Thank you, Mr. Chair, that's really not the direction I was planning to take.
I'm not a regular on this committee but I, too, have found this committee very encouraging.
I'm sure that as a representative of the region of Waterloo, along with Mr. Braid, you would expect us to champion the University of Waterloo and some of its achievements. I'm going to refer to that a bit later, but I want to read part of a speech by Dr. Feridun Hamdullahpur, the president of the University of Waterloo, which he gave in Saudi Arabia less than a month ago. He was musing about the balancing of research and academics, instruction and commercialization, and the value of co-op education.
By the way, I'm reading from a PlayBook, which is a great tool developed in the region of Waterloo. I hope you all have one. If not, they're great value, excellent.
This is Dr. Hamdullahpur speaking: In the 1980s, Mike Lazaridis was an undergraduate at Waterloo when he came up with the idea of the Blackberry. Rather than push him to complete his degree, his entrepreneurial minded professors encouraged him to develop the concept commercially. The result: Research in Motion was born and has created 17,000 net new jobs in facilities around the world.
He goes on to acknowledge the current challenges, and then he goes on to say: It is typical of Waterloo's culture that our inventor-owned intellectual property policy allows students and staff to retain the intellectual rights to their inventions. The policy makes the lines between the university, business and industry even more porous and leads to productive partnerships and a solid record of commercialization. More than 75 high-tech spinoffs have been incorporated to commercialize technology developed at the University of Waterloo by our faculty, students, and alumni.
He goes on to talk about the more than 700 high technology enterprises, including Research in Motion, Google Waterloo, OpenText, and so on. Anyway, you get my point.
My question follows along the line of some of the previous questions in terms of the commercialization part. Mr. Inwood, you commented about how the focus is industrial solutions.
I've been present at the University of Waterloo at different times when they've considered partnerships with an industry that comes to the University of Waterloo for help in the research and development of a particular technology—and not necessarily even communications technology. For example, I remember at one point being there when they were doing research on a better light standard that absorbed the impact of crashes, to protect lives. It was counterintuitive to me to see a university doing that. Another one we recently participated in together was the development of a very lightweight car frame.
I'm wondering if you could highlight some of those examples where the commercialization aspect, as you said, has to be picked up by private industry, but the private industry certainly benefits from the access to the university environment.
If you could highlight one or two examples, that would be great.

__PROBLEM DETAILS__: Retype the part of the committee remarks that opens with the words containing "He goes on to talk" and closes with "get my point.". You won't need any of the rows below.

__SUPPLIED RECORDS__:
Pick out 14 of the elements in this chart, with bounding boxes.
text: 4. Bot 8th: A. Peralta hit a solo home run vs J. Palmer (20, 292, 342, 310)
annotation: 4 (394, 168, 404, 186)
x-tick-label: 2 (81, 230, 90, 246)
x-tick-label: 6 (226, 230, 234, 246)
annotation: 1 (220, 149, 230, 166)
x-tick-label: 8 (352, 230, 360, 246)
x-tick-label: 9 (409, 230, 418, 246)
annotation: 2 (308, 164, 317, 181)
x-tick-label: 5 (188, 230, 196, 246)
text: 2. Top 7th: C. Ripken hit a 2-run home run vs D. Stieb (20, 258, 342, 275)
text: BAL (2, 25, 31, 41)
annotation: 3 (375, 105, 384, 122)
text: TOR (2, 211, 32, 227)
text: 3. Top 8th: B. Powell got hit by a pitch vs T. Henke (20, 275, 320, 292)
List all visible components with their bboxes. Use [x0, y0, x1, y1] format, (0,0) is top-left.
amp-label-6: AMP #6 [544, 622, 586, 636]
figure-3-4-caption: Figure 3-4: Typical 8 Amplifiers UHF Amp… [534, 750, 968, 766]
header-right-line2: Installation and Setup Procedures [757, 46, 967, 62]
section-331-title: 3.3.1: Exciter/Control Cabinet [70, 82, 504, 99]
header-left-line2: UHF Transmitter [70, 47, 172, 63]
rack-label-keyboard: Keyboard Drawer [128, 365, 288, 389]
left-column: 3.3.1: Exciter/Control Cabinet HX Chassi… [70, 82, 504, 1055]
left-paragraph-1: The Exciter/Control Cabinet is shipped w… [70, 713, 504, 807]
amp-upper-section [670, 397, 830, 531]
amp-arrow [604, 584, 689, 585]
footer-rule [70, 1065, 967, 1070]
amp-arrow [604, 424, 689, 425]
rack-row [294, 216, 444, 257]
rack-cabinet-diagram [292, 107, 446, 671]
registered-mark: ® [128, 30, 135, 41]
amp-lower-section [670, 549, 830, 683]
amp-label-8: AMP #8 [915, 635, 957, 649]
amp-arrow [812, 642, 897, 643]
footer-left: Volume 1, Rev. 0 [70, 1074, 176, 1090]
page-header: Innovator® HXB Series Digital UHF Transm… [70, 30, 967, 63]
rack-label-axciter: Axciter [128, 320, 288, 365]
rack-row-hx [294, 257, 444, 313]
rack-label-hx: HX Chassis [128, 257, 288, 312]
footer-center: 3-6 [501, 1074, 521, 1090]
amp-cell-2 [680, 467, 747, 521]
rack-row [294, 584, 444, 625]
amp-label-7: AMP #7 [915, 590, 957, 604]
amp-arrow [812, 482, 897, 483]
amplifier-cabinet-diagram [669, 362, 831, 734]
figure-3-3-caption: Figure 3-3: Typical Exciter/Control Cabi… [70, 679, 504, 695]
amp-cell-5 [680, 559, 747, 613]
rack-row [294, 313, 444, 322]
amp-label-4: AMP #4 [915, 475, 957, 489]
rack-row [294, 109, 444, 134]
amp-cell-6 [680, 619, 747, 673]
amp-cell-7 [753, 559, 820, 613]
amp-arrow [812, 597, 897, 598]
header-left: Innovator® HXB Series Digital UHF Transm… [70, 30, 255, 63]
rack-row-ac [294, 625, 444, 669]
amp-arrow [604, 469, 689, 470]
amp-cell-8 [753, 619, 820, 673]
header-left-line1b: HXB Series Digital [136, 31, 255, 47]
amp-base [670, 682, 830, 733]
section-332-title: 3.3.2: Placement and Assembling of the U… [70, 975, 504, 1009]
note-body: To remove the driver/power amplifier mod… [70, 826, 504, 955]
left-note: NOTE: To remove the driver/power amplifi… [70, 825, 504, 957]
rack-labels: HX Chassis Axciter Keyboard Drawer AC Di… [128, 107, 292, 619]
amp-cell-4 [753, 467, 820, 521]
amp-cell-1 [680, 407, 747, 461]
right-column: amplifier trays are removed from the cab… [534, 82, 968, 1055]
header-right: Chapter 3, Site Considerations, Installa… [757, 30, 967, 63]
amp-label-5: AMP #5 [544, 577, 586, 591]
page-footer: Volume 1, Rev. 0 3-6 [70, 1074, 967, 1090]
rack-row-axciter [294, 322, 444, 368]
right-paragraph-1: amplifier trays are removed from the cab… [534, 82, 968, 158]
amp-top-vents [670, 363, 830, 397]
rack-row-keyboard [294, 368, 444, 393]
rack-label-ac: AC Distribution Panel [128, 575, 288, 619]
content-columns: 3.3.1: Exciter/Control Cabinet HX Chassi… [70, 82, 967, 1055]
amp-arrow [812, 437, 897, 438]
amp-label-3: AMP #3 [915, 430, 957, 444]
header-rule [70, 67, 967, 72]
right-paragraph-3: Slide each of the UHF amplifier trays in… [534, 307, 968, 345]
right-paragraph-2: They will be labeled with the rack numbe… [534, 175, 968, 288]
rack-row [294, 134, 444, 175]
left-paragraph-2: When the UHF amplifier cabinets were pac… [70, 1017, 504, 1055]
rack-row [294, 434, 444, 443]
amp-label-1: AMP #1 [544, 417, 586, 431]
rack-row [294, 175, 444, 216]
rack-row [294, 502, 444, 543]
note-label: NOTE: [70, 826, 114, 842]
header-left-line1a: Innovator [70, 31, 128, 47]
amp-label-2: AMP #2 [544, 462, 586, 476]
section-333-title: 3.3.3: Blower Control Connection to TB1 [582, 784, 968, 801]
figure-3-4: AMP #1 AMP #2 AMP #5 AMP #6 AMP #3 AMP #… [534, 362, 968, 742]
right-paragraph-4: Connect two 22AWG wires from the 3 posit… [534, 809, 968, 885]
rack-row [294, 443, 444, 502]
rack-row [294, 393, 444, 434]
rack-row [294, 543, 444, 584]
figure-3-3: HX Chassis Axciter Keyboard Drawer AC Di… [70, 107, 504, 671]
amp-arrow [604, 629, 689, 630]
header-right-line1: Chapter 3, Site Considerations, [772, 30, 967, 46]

__PROBLEM SOLUTION__:
He goes on to talk about the more than 700 high technology enterprises, including Research in Motion, Google Waterloo, OpenText, and so on. Anyway, you get my point.